> **The task**:
Pick out all lines of the entries that include the word "xlabel" and copy them.
+===+
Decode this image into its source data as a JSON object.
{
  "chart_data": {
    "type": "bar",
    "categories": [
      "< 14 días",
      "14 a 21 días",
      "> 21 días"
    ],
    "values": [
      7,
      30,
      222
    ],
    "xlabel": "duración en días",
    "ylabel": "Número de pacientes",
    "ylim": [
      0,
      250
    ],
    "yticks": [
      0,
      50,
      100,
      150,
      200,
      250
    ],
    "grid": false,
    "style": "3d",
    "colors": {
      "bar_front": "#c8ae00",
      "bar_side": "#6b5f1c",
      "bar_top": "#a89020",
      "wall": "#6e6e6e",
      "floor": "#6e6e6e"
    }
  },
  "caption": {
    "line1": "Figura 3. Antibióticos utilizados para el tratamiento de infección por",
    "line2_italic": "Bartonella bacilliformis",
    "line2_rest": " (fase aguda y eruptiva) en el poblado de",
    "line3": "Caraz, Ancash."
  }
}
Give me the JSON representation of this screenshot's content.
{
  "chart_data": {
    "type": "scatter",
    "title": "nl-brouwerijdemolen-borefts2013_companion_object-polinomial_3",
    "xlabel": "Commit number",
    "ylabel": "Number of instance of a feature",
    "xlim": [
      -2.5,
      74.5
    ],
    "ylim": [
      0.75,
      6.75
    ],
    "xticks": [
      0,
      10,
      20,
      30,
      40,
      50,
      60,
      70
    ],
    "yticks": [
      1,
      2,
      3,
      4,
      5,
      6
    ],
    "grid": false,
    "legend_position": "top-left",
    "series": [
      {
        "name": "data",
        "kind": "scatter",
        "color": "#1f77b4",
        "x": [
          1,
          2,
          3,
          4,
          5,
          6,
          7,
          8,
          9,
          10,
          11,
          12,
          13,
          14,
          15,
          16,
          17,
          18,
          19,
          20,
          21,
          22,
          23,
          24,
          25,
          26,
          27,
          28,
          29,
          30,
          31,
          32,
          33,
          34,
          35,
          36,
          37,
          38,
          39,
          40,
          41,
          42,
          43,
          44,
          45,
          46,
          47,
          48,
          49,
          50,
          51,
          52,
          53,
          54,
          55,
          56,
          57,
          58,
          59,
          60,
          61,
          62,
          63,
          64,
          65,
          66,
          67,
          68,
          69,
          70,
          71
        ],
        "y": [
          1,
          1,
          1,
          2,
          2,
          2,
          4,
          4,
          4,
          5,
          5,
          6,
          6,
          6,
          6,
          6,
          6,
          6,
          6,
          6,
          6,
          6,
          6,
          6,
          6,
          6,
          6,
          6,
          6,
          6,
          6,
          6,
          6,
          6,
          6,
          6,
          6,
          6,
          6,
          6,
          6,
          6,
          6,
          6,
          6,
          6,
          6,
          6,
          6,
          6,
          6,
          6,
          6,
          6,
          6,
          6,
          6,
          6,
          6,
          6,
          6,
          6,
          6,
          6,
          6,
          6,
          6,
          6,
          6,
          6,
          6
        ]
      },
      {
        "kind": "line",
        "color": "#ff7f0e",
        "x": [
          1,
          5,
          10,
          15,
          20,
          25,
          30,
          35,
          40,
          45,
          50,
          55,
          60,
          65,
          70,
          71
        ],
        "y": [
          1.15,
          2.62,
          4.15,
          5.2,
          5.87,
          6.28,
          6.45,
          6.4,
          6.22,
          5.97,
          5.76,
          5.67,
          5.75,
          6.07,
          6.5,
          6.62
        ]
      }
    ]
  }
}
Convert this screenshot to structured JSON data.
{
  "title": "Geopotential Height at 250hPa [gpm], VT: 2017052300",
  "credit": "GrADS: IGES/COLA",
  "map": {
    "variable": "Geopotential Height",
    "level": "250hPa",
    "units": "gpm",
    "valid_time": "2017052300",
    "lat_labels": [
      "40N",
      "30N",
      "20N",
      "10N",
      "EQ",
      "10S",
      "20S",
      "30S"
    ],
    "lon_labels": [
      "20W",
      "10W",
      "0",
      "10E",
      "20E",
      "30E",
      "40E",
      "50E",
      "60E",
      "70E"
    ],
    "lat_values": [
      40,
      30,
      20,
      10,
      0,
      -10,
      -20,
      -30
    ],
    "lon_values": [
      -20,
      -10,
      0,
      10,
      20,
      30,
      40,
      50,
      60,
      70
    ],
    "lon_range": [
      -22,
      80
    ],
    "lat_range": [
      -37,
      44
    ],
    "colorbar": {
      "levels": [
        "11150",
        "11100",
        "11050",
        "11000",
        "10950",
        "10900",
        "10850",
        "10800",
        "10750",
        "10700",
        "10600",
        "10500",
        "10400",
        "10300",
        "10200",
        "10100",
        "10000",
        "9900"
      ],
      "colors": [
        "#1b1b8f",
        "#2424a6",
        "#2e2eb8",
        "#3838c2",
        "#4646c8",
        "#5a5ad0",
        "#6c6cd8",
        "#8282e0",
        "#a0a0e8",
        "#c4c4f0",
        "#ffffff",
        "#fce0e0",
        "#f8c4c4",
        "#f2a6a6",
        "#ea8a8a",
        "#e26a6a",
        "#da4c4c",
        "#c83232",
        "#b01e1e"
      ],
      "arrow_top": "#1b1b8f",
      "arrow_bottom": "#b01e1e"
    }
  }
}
+===+
> **Output of the task**:
    "xlabel": "duración en días",
    "xlabel": "Commit number",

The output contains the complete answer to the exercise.